## What to produce
Every line that includes the word "screenshot" is to be listed.

## Records for the exercise
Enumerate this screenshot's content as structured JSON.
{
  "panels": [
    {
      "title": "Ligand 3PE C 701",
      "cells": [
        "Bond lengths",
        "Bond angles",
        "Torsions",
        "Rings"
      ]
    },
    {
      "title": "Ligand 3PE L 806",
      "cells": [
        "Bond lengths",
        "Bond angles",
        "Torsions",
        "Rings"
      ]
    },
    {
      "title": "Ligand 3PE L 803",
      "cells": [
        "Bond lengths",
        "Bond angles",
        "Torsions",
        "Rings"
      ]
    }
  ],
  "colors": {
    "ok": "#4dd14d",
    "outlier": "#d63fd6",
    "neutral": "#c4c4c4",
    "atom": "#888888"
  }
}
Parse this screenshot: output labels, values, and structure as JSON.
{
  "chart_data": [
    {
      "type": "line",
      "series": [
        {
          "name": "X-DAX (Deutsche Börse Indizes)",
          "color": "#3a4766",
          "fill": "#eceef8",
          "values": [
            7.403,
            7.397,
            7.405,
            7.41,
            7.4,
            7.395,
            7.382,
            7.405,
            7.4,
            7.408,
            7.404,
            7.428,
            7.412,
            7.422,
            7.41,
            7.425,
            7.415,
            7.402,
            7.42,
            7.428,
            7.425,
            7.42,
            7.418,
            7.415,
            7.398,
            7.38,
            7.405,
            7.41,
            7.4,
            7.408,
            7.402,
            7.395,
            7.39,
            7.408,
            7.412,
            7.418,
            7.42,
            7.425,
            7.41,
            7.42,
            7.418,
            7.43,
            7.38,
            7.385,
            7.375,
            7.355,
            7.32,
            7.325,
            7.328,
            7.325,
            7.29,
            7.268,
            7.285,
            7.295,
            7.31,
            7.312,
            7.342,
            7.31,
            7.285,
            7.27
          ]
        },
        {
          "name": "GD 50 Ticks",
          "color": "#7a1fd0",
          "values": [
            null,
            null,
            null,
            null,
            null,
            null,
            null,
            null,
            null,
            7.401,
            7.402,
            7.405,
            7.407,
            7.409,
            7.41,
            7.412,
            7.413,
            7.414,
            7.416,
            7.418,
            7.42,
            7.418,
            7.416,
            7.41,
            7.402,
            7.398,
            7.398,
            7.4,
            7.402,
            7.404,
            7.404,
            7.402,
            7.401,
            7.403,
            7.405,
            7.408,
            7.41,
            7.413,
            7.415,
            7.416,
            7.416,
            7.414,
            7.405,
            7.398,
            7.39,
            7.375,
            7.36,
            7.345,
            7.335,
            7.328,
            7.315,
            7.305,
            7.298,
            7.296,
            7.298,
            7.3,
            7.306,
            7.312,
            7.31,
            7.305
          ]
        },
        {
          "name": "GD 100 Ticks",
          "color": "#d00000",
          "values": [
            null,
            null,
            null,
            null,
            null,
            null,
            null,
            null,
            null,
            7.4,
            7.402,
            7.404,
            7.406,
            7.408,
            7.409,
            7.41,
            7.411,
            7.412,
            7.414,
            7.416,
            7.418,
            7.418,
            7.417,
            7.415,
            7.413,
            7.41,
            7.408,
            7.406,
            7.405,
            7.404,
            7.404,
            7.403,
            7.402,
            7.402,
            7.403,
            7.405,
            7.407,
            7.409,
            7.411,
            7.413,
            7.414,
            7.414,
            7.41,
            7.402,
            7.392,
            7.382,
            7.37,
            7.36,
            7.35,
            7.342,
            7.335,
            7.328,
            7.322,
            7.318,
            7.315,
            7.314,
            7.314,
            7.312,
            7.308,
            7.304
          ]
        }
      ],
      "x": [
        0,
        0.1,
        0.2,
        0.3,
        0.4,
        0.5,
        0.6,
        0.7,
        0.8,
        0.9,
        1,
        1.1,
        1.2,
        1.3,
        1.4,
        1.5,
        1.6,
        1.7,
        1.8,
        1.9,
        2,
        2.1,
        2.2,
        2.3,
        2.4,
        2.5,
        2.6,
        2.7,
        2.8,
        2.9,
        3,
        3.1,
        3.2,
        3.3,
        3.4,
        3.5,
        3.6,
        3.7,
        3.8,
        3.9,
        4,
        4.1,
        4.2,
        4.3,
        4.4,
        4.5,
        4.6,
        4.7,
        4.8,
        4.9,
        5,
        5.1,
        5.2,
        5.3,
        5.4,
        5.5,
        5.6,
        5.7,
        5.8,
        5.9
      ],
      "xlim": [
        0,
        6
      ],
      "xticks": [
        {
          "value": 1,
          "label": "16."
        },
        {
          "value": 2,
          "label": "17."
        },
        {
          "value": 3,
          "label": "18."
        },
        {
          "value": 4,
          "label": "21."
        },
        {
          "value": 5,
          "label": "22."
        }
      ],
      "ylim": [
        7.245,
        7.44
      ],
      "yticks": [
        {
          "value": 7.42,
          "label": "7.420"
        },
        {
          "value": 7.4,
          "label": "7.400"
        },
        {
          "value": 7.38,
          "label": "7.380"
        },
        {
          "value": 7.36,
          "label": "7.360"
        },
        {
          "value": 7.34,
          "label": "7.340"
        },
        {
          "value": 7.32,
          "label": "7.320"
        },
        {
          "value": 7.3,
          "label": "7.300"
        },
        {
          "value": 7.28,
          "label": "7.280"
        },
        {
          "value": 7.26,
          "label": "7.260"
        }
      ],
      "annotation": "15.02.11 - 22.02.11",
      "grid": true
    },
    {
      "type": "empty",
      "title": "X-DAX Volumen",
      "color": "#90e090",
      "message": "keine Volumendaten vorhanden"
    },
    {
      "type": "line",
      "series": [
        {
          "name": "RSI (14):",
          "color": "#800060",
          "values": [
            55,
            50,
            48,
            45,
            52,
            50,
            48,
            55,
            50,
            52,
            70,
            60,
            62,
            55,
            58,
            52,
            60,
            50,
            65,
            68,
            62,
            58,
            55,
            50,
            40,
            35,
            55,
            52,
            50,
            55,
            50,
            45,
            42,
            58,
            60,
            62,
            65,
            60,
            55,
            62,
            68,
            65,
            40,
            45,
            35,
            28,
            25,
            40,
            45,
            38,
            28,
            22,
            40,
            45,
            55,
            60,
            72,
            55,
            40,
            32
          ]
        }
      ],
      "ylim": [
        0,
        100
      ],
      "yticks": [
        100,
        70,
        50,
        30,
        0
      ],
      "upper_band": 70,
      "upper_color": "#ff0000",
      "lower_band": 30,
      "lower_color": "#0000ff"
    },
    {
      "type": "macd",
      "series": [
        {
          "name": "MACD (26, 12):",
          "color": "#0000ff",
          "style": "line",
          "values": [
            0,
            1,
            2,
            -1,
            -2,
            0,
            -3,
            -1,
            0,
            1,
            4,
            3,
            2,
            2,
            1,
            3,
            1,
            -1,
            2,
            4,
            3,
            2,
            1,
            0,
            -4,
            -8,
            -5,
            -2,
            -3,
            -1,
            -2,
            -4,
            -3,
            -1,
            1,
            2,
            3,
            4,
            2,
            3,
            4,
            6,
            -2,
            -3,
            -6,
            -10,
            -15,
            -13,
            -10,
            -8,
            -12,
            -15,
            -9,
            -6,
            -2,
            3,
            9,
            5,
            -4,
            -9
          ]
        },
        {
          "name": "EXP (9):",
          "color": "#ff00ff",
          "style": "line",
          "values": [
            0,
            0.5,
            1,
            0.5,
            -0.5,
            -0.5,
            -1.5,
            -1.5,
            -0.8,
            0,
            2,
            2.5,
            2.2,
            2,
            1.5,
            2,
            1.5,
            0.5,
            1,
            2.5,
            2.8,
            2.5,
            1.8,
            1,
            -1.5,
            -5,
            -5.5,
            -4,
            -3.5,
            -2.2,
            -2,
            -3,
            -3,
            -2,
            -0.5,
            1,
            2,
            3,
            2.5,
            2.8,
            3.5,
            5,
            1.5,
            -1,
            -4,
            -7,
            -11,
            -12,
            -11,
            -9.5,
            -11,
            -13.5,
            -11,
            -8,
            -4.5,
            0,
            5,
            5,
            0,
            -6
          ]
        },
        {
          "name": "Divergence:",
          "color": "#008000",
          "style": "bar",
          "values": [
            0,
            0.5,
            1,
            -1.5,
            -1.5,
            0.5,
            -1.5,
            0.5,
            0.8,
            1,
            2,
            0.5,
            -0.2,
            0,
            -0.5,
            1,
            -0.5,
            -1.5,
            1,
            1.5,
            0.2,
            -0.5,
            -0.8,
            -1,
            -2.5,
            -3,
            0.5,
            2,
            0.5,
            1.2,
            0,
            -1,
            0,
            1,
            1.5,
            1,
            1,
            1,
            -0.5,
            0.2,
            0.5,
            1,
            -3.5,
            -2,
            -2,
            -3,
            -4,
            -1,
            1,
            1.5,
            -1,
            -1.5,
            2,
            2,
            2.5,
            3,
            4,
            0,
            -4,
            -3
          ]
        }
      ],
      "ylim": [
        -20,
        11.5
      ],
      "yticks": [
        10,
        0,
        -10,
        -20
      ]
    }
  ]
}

## The response
Enumerate this screenshot's content as structured JSON.
Parse this screenshot: output labels, values, and structure as JSON.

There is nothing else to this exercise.